▶ [WRITTEN REQUEST]:
Answer these questions using the R-Line forum thread.
(a) What did Isola say the indented parts of the reflectors in the rear bumper are?
(b) What color is the stitching on the R-Line steering wheel, according to operamatt?
(c) What is the dash trim supposed to look like?

▶ [SOURCE EXCERPT]:
╔══
# Some pics of a black r-line @ my local dealer



## lance link (May 27, 2012)

I've seen some discussion of the R-line but I don't think I've seen any pics yet. Here are a few my son and I took. 





















The steering wheel has a little "R-Line" badge. Not sure if it is also smaller. Maybe someone who actually *has* a beetle can comment.


----------



## vdubjettaman (Mar 31, 2004)

what are the indented parts of the reflectors in the rear bumper?


----------



## Isola (Mar 31, 2013)

vdubjettaman said:


> what are the indented parts of the reflectors in the rear bumper?


That's the factory rear fog light position. One light on the left and a blanking plate on the right (for right hand drive anyway).


----------



## operamatt (Feb 12, 2009)

steering wheel is the same size. it has gray stitching instead of the usual black the bottom section is painted black instead of just the raw plastic plastic.the dash trim is different too, suppose to look like titanium.
╚══
▶ [DATASET ROWS]:
╔══
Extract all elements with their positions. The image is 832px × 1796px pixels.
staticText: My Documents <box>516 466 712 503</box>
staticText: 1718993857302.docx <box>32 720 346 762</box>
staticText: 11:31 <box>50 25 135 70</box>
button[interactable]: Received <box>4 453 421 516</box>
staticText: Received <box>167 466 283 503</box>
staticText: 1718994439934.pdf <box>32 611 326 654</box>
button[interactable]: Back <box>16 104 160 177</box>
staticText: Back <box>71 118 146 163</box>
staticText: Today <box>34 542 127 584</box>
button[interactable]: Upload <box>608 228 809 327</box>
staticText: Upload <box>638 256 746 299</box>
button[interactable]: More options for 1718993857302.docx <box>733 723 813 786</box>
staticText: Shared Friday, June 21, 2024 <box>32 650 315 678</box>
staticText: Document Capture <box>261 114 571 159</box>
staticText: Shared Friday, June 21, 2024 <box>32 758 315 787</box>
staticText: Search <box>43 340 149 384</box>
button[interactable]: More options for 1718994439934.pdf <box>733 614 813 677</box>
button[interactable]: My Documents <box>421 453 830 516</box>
╚══
▶ [COMPLETE RESPONSE]:
(a) They are the factory rear fog light position, with one light on the left and a blanking plate on the right (for right hand drive).
(b) Gray, instead of the usual black.
(c) Titanium.